- WRITTEN INSTRUCTION
State how many lines hold the word "très", with no other words.

- Data records
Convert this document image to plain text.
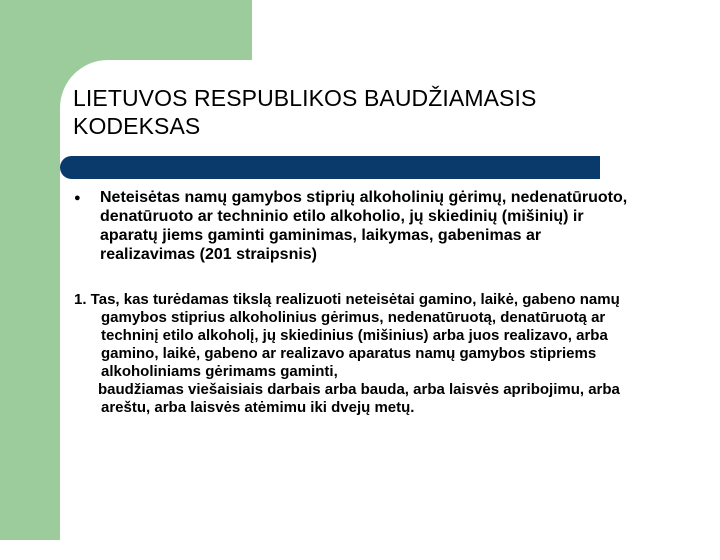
LIETUVOS RESPUBLIKOS BAUDŽIAMASIS
KODEKSAS
● Neteisėtas namų gamybos stiprių alkoholinių gėrimų, nedenatūruoto, denatūruoto ar techninio etilo alkoholio, jų skiedinių (mišinių) ir aparatų jiems gaminti gaminimas, laikymas, gabenimas ar realizavimas (201 straipsnis)

1. Tas, kas turėdamas tikslą realizuoti neteisėtai gamino, laikė, gabeno namų gamybos stiprius alkoholinius gėrimus, nedenatūruotą, denatūruotą ar techninį etilo alkoholį, jų skiedinius (mišinius) arba juos realizavo, arba gamino, laikė, gabeno ar realizavo aparatus namų gamybos stipriems alkoholiniams gėrimams gaminti,
baudžiamas viešaisiais darbais arba bauda, arba laisvės apribojimu, arba areštu, arba laisvės atėmimu iki dvejų metų.
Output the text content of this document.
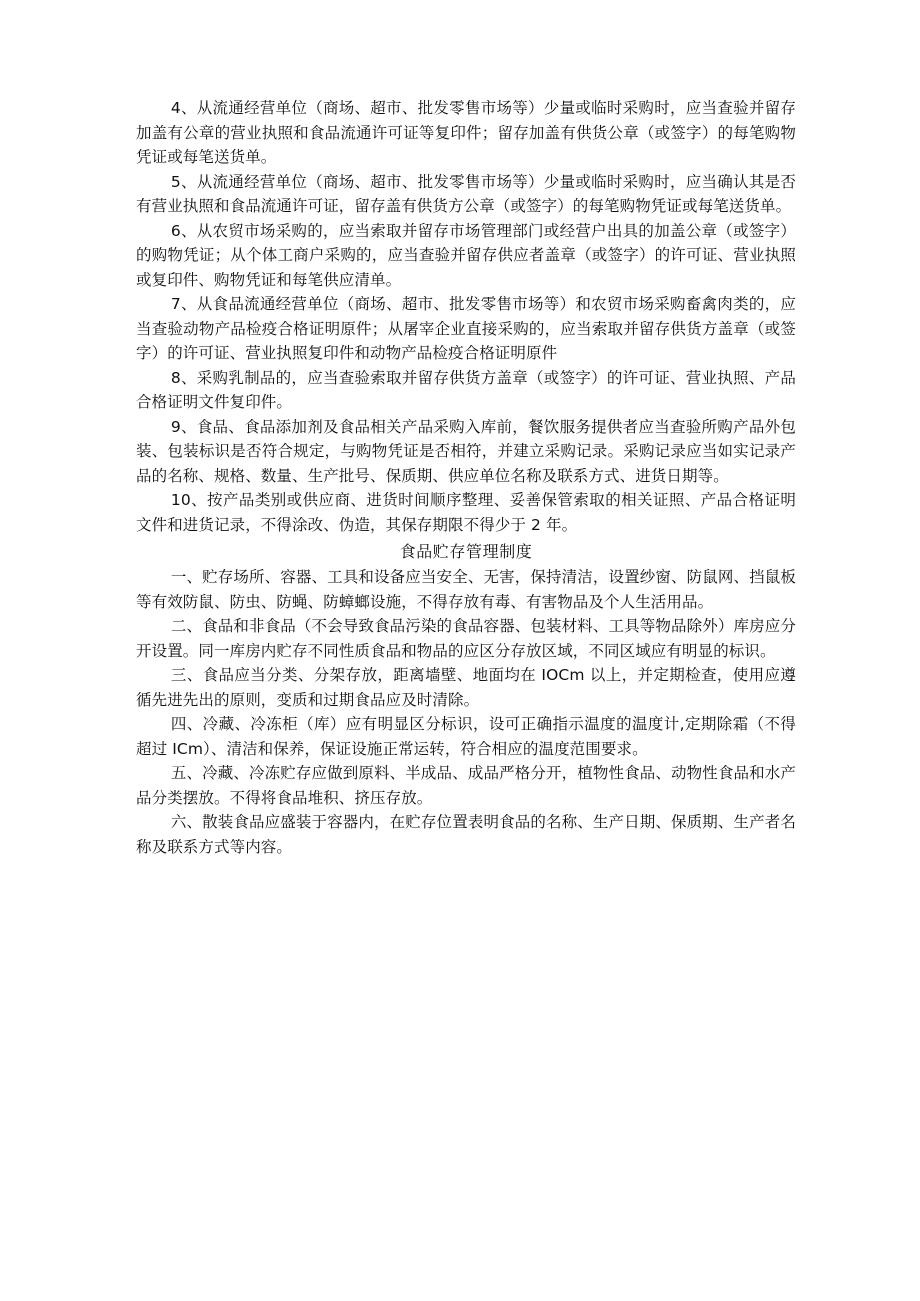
4、从流通经营单位（商场、超市、批发零售市场等）少量或临时采购时，应当查验并留存加盖有公章的营业执照和食品流通许可证等复印件；留存加盖有供货公章（或签字）的每笔购物凭证或每笔送货单。

5、从流通经营单位（商场、超市、批发零售市场等）少量或临时采购时，应当确认其是否有营业执照和食品流通许可证，留存盖有供货方公章（或签字）的每笔购物凭证或每笔送货单。

6、从农贸市场采购的，应当索取并留存市场管理部门或经营户出具的加盖公章（或签字）的购物凭证；从个体工商户采购的，应当查验并留存供应者盖章（或签字）的许可证、营业执照或复印件、购物凭证和每笔供应清单。

7、从食品流通经营单位（商场、超市、批发零售市场等）和农贸市场采购畜禽肉类的，应当查验动物产品检疫合格证明原件；从屠宰企业直接采购的，应当索取并留存供货方盖章（或签字）的许可证、营业执照复印件和动物产品检疫合格证明原件

8、采购乳制品的，应当查验索取并留存供货方盖章（或签字）的许可证、营业执照、产品合格证明文件复印件。

9、食品、食品添加剂及食品相关产品采购入库前，餐饮服务提供者应当查验所购产品外包装、包装标识是否符合规定，与购物凭证是否相符，并建立采购记录。采购记录应当如实记录产品的名称、规格、数量、生产批号、保质期、供应单位名称及联系方式、进货日期等。

10、按产品类别或供应商、进货时间顺序整理、妥善保管索取的相关证照、产品合格证明文件和进货记录，不得涂改、伪造，其保存期限不得少于 2 年。

食品贮存管理制度

一、贮存场所、容器、工具和设备应当安全、无害，保持清洁，设置纱窗、防鼠网、挡鼠板等有效防鼠、防虫、防蝇、防蟑螂设施，不得存放有毒、有害物品及个人生活用品。

二、食品和非食品（不会导致食品污染的食品容器、包装材料、工具等物品除外）库房应分开设置。同一库房内贮存不同性质食品和物品的应区分存放区域，不同区域应有明显的标识。

三、食品应当分类、分架存放，距离墙壁、地面均在 IOCm 以上，并定期检查，使用应遵循先进先出的原则，变质和过期食品应及时清除。

四、冷藏、冷冻柜（库）应有明显区分标识，设可正确指示温度的温度计,定期除霜（不得超过 ICm）、清洁和保养，保证设施正常运转，符合相应的温度范围要求。

五、冷藏、冷冻贮存应做到原料、半成品、成品严格分开，植物性食品、动物性食品和水产品分类摆放。不得将食品堆积、挤压存放。

六、散装食品应盛装于容器内，在贮存位置表明食品的名称、生产日期、保质期、生产者名称及联系方式等内容。
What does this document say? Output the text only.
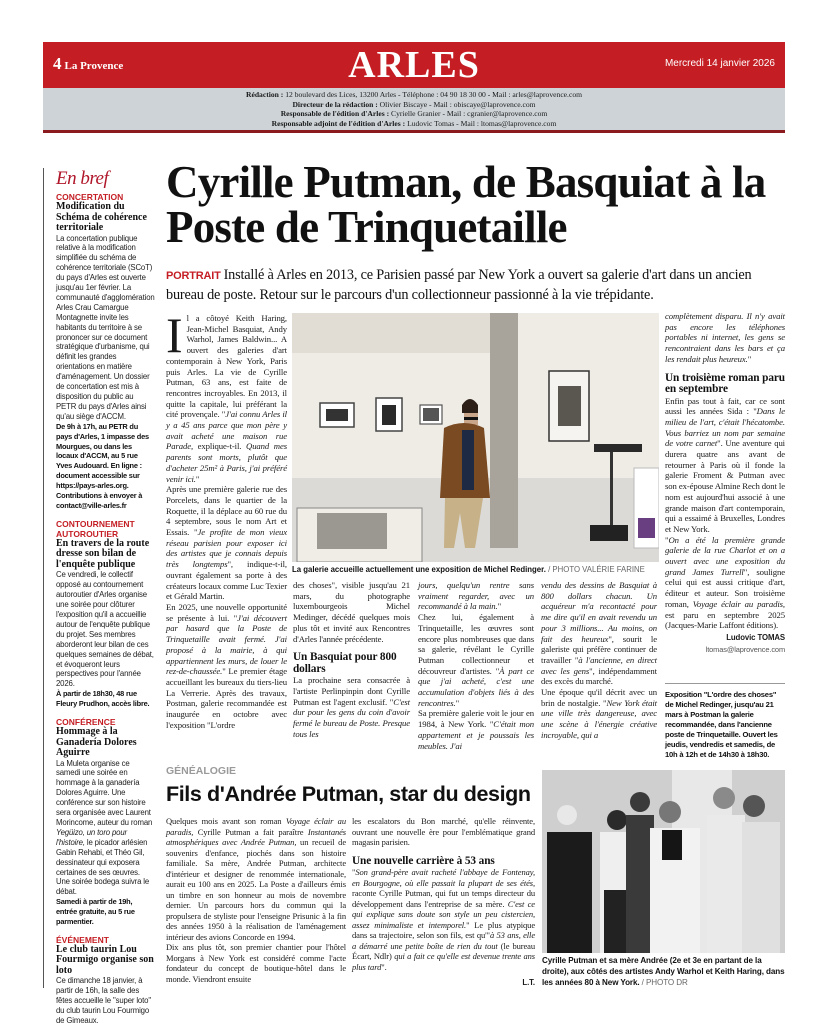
4 La Provence	ARLES	Mercredi 14 janvier 2026
Rédaction : 12 boulevard des Lices, 13200 Arles - Téléphone : 04 90 18 30 00 - Mail : arles@laprovence.com
Directeur de la rédaction : Olivier Biscaye - Mail : obiscaye@laprovence.com
Responsable de l'édition d'Arles : Cyrielle Granier - Mail : cgranier@laprovence.com
Responsable adjoint de l'édition d'Arles : Ludovic Tomas - Mail : ltomas@laprovence.com
En bref
CONCERTATION
Modification du Schéma de cohérence territoriale
La concertation publique relative à la modification simplifiée du schéma de cohérence territoriale (SCoT) du pays d'Arles est ouverte jusqu'au 1er février. La communauté d'agglomération Arles Crau Camargue Montagnette invite les habitants du territoire à se prononcer sur ce document stratégique d'urbanisme, qui définit les grandes orientations en matière d'aménagement. Un dossier de concertation est mis à disposition du public au PETR du pays d'Arles ainsi qu'au siège d'ACCM.
De 9h à 17h, au PETR du pays d'Arles, 1 impasse des Mourgues, ou dans les locaux d'ACCM, au 5 rue Yves Audouard. En ligne : document accessible sur https://pays-arles.org. Contributions à envoyer à contact@ville-arles.fr
CONTOURNEMENT AUTOROUTIER
En travers de la route dresse son bilan de l'enquête publique
Ce vendredi, le collectif opposé au contournement autoroutier d'Arles organise une soirée pour clôturer l'exposition qu'il a accueillie autour de l'enquête publique du projet. Ses membres aborderont leur bilan de ces quelques semaines de débat, et évoqueront leurs perspectives pour l'année 2026.
À partir de 18h30, 48 rue Fleury Prudhon, accès libre.
CONFÉRENCE
Hommage à la Ganadería Dolores Aguirre
La Muleta organise ce samedi une soirée en hommage à la ganadería Dolores Aguirre. Une conférence sur son histoire sera organisée avec Laurent Morincome, auteur du roman Yegüizo, un toro pour l'histoire, le picador arlésien Gabin Rehabi, et Théo Gil, dessinateur qui exposera certaines de ses œuvres. Une soirée bodega suivra le débat.
Samedi à partir de 19h, entrée gratuite, au 5 rue parmentier.
ÉVÉNEMENT
Le club taurin Lou Fourmigo organise son loto
Ce dimanche 18 janvier, à partir de 16h, la salle des fêtes accueille le "super loto" du club taurin Lou Fourmigo de Gimeaux.
Cyrille Putman, de Basquiat à la Poste de Trinquetaille
PORTRAIT Installé à Arles en 2013, ce Parisien passé par New York a ouvert sa galerie d'art dans un ancien bureau de poste. Retour sur le parcours d'un collectionneur passionné à la vie trépidante.

Il a côtoyé Keith Haring, Jean-Michel Basquiat, Andy Warhol, James Baldwin... A ouvert des galeries d'art contemporain à New York, Paris puis Arles. La vie de Cyrille Putman, 63 ans, est faite de rencontres incroyables. En 2013, il quitte la capitale, lui préférant la cité provençale. "J'ai connu Arles il y a 45 ans parce que mon père y avait acheté une maison rue Parade, explique-t-il. Quand mes parents sont morts, plutôt que d'acheter 25m² à Paris, j'ai préféré venir ici."

Après une première galerie rue des Porcelets, dans le quartier de la Roquette, il la déplace au 60 rue du 4 septembre, sous le nom Art et Essais. "Je profite de mon vieux réseau parisien pour exposer ici des artistes que je connais depuis très longtemps", indique-t-il, ouvrant également sa porte à des créateurs locaux comme Luc Texier et Gérald Martin.

En 2025, une nouvelle opportunité se présente à lui. "J'ai découvert par hasard que la Poste de Trinquetaille avait fermé. J'ai proposé à la mairie, à qui appartiennent les murs, de louer le rez-de-chaussée." Le premier étage accueillant les bureaux du tiers-lieu La Verrerie. Après des travaux, Postman, galerie recommandée est inaugurée en octobre avec l'exposition "L'ordre

La galerie accueille actuellement une exposition de Michel Redinger. / PHOTO VALÉRIE FARINE

des choses", visible jusqu'au 21 mars, du photographe luxembourgeois Michel Medinger, décédé quelques mois plus tôt et invité aux Rencontres d'Arles l'année précédente.

Un Basquiat pour 800 dollars

La prochaine sera consacrée à l'artiste Perlinpinpin dont Cyrille Putman est l'agent exclusif. "C'est dur pour les gens du coin d'avoir fermé le bureau de Poste. Presque tous les

jours, quelqu'un rentre sans vraiment regarder, avec un recommandé à la main."

Chez lui, également à Trinquetaille, les œuvres sont encore plus nombreuses que dans sa galerie, révélant le Cyrille Putman collectionneur et découvreur d'artistes. "À part ce que j'ai acheté, c'est une accumulation d'objets liés à des rencontres."

Sa première galerie voit le jour en 1984, à New York. "C'était mon appartement et je poussais les meubles. J'ai

vendu des dessins de Basquiat à 800 dollars chacun. Un acquéreur m'a recontacté pour me dire qu'il en avait revendu un pour 3 millions... Au moins, on fait des heureux", sourit le galeriste qui préfère continuer de travailler "à l'ancienne, en direct avec les gens", indépendamment des excès du marché.

Une époque qu'il décrit avec un brin de nostalgie. "New York était une ville très dangereuse, avec une scène à l'énergie créative incroyable, qui a

complètement disparu. Il n'y avait pas encore les téléphones portables ni internet, les gens se rencontraient dans les bars et ça les rendait plus heureux."

Un troisième roman paru en septembre

Enfin pas tout à fait, car ce sont aussi les années Sida : "Dans le milieu de l'art, c'était l'hécatombe. Vous barriez un nom par semaine de votre carnet". Une aventure qui durera quatre ans avant de retourner à Paris où il fonde la galerie Froment & Putman avec son ex-épouse Almine Rech dont le nom est aujourd'hui associé à une grande maison d'art contemporain, qui a essaimé à Bruxelles, Londres et New York.

"On a été la première grande galerie de la rue Charlot et on a ouvert avec une exposition du grand James Turrell", souligne celui qui est aussi critique d'art, éditeur et auteur. Son troisième roman, Voyage éclair au paradis, est paru en septembre 2025 (Jacques-Marie Laffont éditions).

Ludovic TOMAS
ltomas@laprovence.com
Exposition "L'ordre des choses" de Michel Redinger, jusqu'au 21 mars à Postman la galerie recommandée, dans l'ancienne poste de Trinquetaille. Ouvert les jeudis, vendredis et samedis, de 10h à 12h et de 14h30 à 18h30.
GÉNÉALOGIE
Fils d'Andrée Putman, star du design

Quelques mois avant son roman Voyage éclair au paradis, Cyrille Putman a fait paraître Instantanés atmosphériques avec Andrée Putman, un recueil de souvenirs d'enfance, piochés dans son histoire familiale. Sa mère, Andrée Putman, architecte d'intérieur et designer de renommée internationale, aurait eu 100 ans en 2025. La Poste a d'ailleurs émis un timbre en son honneur au mois de novembre dernier. Un parcours hors du commun qui la propulsera de styliste pour l'enseigne Prisunic à la fin des années 1950 à la réalisation de l'aménagement intérieur des avions Concorde en 1994.

Dix ans plus tôt, son premier chantier pour l'hôtel Morgans à New York est considéré comme l'acte fondateur du concept de boutique-hôtel dans le monde. Viendront ensuite

les escalators du Bon marché, qu'elle réinvente, ouvrant une nouvelle ère pour l'emblématique grand magasin parisien.

Une nouvelle carrière à 53 ans

"Son grand-père avait racheté l'abbaye de Fontenay, en Bourgogne, où elle passait la plupart de ses étés, raconte Cyrille Putman, qui fut un temps directeur du développement dans l'entreprise de sa mère. C'est ce qui explique sans doute son style un peu cistercien, assez minimaliste et intemporel." Le plus atypique dans sa trajectoire, selon son fils, est qu'"à 53 ans, elle a démarré une petite boîte de rien du tout (le bureau Écart, Ndlr) qui a fait ce qu'elle est devenue trente ans plus tard".

L.T.
Cyrille Putman et sa mère Andrée (2e et 3e en partant de la droite), aux côtés des artistes Andy Warhol et Keith Haring, dans les années 80 à New York. / PHOTO DR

- EXERCISE RESULT
2